DIRECTION
Return every entry exactly as written.

:: PROVIDED DATA

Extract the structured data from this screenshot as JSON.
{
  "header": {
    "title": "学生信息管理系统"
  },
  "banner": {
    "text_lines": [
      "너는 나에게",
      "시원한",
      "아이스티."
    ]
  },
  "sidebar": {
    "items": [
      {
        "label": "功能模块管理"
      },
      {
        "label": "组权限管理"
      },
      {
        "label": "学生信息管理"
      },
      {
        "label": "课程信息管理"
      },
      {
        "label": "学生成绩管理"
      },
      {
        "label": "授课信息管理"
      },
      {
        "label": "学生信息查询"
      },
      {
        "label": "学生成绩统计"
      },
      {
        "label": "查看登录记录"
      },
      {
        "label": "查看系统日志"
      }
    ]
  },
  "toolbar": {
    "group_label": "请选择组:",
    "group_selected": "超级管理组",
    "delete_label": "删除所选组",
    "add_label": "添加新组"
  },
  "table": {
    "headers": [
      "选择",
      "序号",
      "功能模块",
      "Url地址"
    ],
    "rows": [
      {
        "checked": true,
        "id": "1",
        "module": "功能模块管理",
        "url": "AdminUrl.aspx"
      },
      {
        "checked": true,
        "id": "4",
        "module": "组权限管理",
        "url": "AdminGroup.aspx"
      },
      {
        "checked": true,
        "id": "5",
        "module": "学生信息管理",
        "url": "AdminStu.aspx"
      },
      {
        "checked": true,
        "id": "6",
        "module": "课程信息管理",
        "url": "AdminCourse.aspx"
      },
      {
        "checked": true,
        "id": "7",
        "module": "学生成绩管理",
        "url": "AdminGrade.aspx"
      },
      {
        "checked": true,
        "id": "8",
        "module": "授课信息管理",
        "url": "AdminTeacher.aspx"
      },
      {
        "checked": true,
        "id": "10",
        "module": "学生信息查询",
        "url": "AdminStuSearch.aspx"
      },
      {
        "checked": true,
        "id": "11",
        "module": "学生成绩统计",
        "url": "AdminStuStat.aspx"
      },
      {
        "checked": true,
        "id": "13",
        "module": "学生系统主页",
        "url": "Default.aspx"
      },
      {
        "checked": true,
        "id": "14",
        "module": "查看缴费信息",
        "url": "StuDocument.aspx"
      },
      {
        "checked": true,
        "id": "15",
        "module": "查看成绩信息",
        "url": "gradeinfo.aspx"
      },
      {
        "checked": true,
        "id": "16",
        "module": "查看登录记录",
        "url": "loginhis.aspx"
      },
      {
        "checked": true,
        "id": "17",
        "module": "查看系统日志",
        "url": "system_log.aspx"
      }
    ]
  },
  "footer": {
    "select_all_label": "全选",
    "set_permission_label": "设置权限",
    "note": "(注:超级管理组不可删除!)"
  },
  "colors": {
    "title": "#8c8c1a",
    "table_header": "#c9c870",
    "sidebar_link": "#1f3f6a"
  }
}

::::

RESPONSE TO THIS TASK
Extract the structured data from this screenshot as JSON.
{
  "header": {
    "title": "学生信息管理系统"
  },
  "banner": {
    "text_lines": [
      "너는 나에게",
      "시원한",
      "아이스티."
    ]
  },
  "sidebar": {
    "items": [
      {
        "label": "功能模块管理"
      },
      {
        "label": "组权限管理"
      },
      {
        "label": "学生信息管理"
      },
      {
        "label": "课程信息管理"
      },
      {
        "label": "学生成绩管理"
      },
      {
        "label": "授课信息管理"
      },
      {
        "label": "学生信息查询"
      },
      {
        "label": "学生成绩统计"
      },
      {
        "label": "查看登录记录"
      },
      {
        "label": "查看系统日志"
      }
    ]
  },
  "toolbar": {
    "group_label": "请选择组:",
    "group_selected": "超级管理组",
    "delete_label": "删除所选组",
    "add_label": "添加新组"
  },
  "table": {
    "headers": [
      "选择",
      "序号",
      "功能模块",
      "Url地址"
    ],
    "rows": [
      {
        "checked": true,
        "id": "1",
        "module": "功能模块管理",
        "url": "AdminUrl.aspx"
      },
      {
        "checked": true,
        "id": "4",
        "module": "组权限管理",
        "url": "AdminGroup.aspx"
      },
      {
        "checked": true,
        "id": "5",
        "module": "学生信息管理",
        "url": "AdminStu.aspx"
      },
      {
        "checked": true,
        "id": "6",
        "module": "课程信息管理",
        "url": "AdminCourse.aspx"
      },
      {
        "checked": true,
        "id": "7",
        "module": "学生成绩管理",
        "url": "AdminGrade.aspx"
      },
      {
        "checked": true,
        "id": "8",
        "module": "授课信息管理",
        "url": "AdminTeacher.aspx"
      },
      {
        "checked": true,
        "id": "10",
        "module": "学生信息查询",
        "url": "AdminStuSearch.aspx"
      },
      {
        "checked": true,
        "id": "11",
        "module": "学生成绩统计",
        "url": "AdminStuStat.aspx"
      },
      {
        "checked": true,
        "id": "13",
        "module": "学生系统主页",
        "url": "Default.aspx"
      },
      {
        "checked": true,
        "id": "14",
        "module": "查看缴费信息",
        "url": "StuDocument.aspx"
      },
      {
        "checked": true,
        "id": "15",
        "module": "查看成绩信息",
        "url": "gradeinfo.aspx"
      },
      {
        "checked": true,
        "id": "16",
        "module": "查看登录记录",
        "url": "loginhis.aspx"
      },
      {
        "checked": true,
        "id": "17",
        "module": "查看系统日志",
        "url": "system_log.aspx"
      }
    ]
  },
  "footer": {
    "select_all_label": "全选",
    "set_permission_label": "设置权限",
    "note": "(注:超级管理组不可删除!)"
  },
  "colors": {
    "title": "#8c8c1a",
    "table_header": "#c9c870",
    "sidebar_link": "#1f3f6a"
  }
}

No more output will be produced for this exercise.